PROVIDED RECORDS:
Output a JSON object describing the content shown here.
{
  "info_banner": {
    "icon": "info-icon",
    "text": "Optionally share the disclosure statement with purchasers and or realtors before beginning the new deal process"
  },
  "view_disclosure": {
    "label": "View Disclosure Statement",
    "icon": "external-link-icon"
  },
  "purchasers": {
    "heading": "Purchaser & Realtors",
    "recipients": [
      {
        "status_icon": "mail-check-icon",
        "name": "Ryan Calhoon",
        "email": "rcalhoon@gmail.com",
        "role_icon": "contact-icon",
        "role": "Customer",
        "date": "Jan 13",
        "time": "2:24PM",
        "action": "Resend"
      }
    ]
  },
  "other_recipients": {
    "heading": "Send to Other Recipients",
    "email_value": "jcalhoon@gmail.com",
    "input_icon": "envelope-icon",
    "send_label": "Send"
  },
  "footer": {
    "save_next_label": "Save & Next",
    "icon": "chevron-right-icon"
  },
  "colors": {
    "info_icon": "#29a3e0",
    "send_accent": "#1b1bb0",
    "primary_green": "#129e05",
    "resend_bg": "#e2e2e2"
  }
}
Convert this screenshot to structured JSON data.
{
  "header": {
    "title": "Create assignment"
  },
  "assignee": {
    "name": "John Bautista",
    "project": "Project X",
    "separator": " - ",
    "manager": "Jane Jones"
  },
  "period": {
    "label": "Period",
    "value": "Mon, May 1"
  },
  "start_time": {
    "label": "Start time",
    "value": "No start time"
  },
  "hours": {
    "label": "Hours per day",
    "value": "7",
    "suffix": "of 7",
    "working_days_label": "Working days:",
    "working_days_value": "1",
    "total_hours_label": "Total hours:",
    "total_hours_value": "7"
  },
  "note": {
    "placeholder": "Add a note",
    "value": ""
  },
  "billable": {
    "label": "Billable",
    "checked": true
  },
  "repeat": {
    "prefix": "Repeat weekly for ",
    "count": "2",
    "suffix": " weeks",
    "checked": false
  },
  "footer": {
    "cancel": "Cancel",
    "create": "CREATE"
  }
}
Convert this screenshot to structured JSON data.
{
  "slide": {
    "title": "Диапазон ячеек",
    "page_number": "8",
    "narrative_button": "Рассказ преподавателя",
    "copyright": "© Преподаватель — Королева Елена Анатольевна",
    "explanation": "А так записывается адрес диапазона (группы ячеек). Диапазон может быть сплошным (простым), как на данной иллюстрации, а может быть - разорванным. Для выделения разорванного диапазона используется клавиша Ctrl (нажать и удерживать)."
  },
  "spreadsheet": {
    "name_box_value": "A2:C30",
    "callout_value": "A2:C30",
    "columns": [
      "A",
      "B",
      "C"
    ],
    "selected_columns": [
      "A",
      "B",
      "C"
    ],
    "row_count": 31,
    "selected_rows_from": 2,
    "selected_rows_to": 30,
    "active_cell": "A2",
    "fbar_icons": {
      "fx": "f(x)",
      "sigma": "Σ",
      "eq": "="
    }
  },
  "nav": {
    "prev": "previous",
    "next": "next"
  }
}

WHAT IS EXPECTED: Restate the data above exactly, keeping each word as it stands.

REPLY:
Output a JSON object describing the content shown here.
{
  "info_banner": {
    "icon": "info-icon",
    "text": "Optionally share the disclosure statement with purchasers and or realtors before beginning the new deal process"
  },
  "view_disclosure": {
    "label": "View Disclosure Statement",
    "icon": "external-link-icon"
  },
  "purchasers": {
    "heading": "Purchaser & Realtors",
    "recipients": [
      {
        "status_icon": "mail-check-icon",
        "name": "Ryan Calhoon",
        "email": "rcalhoon@gmail.com",
        "role_icon": "contact-icon",
        "role": "Customer",
        "date": "Jan 13",
        "time": "2:24PM",
        "action": "Resend"
      }
    ]
  },
  "other_recipients": {
    "heading": "Send to Other Recipients",
    "email_value": "jcalhoon@gmail.com",
    "input_icon": "envelope-icon",
    "send_label": "Send"
  },
  "footer": {
    "save_next_label": "Save & Next",
    "icon": "chevron-right-icon"
  },
  "colors": {
    "info_icon": "#29a3e0",
    "send_accent": "#1b1bb0",
    "primary_green": "#129e05",
    "resend_bg": "#e2e2e2"
  }
}
Convert this screenshot to structured JSON data.
{
  "header": {
    "title": "Create assignment"
  },
  "assignee": {
    "name": "John Bautista",
    "project": "Project X",
    "separator": " - ",
    "manager": "Jane Jones"
  },
  "period": {
    "label": "Period",
    "value": "Mon, May 1"
  },
  "start_time": {
    "label": "Start time",
    "value": "No start time"
  },
  "hours": {
    "label": "Hours per day",
    "value": "7",
    "suffix": "of 7",
    "working_days_label": "Working days:",
    "working_days_value": "1",
    "total_hours_label": "Total hours:",
    "total_hours_value": "7"
  },
  "note": {
    "placeholder": "Add a note",
    "value": ""
  },
  "billable": {
    "label": "Billable",
    "checked": true
  },
  "repeat": {
    "prefix": "Repeat weekly for ",
    "count": "2",
    "suffix": " weeks",
    "checked": false
  },
  "footer": {
    "cancel": "Cancel",
    "create": "CREATE"
  }
}
Convert this screenshot to structured JSON data.
{
  "slide": {
    "title": "Диапазон ячеек",
    "page_number": "8",
    "narrative_button": "Рассказ преподавателя",
    "copyright": "© Преподаватель — Королева Елена Анатольевна",
    "explanation": "А так записывается адрес диапазона (группы ячеек). Диапазон может быть сплошным (простым), как на данной иллюстрации, а может быть - разорванным. Для выделения разорванного диапазона используется клавиша Ctrl (нажать и удерживать)."
  },
  "spreadsheet": {
    "name_box_value": "A2:C30",
    "callout_value": "A2:C30",
    "columns": [
      "A",
      "B",
      "C"
    ],
    "selected_columns": [
      "A",
      "B",
      "C"
    ],
    "row_count": 31,
    "selected_rows_from": 2,
    "selected_rows_to": 30,
    "active_cell": "A2",
    "fbar_icons": {
      "fx": "f(x)",
      "sigma": "Σ",
      "eq": "="
    }
  },
  "nav": {
    "prev": "previous",
    "next": "next"
  }
}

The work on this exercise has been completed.